Report the count of lines below in which the string "name" occurs; include nothing else.

[Extracted data entries]
BEGIN
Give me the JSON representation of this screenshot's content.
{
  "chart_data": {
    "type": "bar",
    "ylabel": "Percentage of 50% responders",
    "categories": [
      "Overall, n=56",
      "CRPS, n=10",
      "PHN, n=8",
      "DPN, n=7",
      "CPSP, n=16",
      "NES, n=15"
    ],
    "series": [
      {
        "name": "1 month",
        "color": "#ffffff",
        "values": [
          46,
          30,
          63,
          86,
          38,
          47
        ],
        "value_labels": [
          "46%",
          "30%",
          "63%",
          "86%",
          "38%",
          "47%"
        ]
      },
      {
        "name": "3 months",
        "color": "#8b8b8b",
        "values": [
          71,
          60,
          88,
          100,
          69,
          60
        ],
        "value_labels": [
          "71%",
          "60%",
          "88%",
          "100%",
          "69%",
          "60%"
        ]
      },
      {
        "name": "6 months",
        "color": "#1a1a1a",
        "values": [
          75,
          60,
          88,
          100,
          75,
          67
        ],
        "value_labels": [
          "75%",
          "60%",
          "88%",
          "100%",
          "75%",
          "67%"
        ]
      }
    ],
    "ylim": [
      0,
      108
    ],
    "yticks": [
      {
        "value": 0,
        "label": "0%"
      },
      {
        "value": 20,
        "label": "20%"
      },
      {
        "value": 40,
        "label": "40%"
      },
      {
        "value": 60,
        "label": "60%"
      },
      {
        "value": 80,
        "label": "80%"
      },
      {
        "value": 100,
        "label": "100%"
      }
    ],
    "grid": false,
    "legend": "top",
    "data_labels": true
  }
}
END
» **Answer to the problem**
3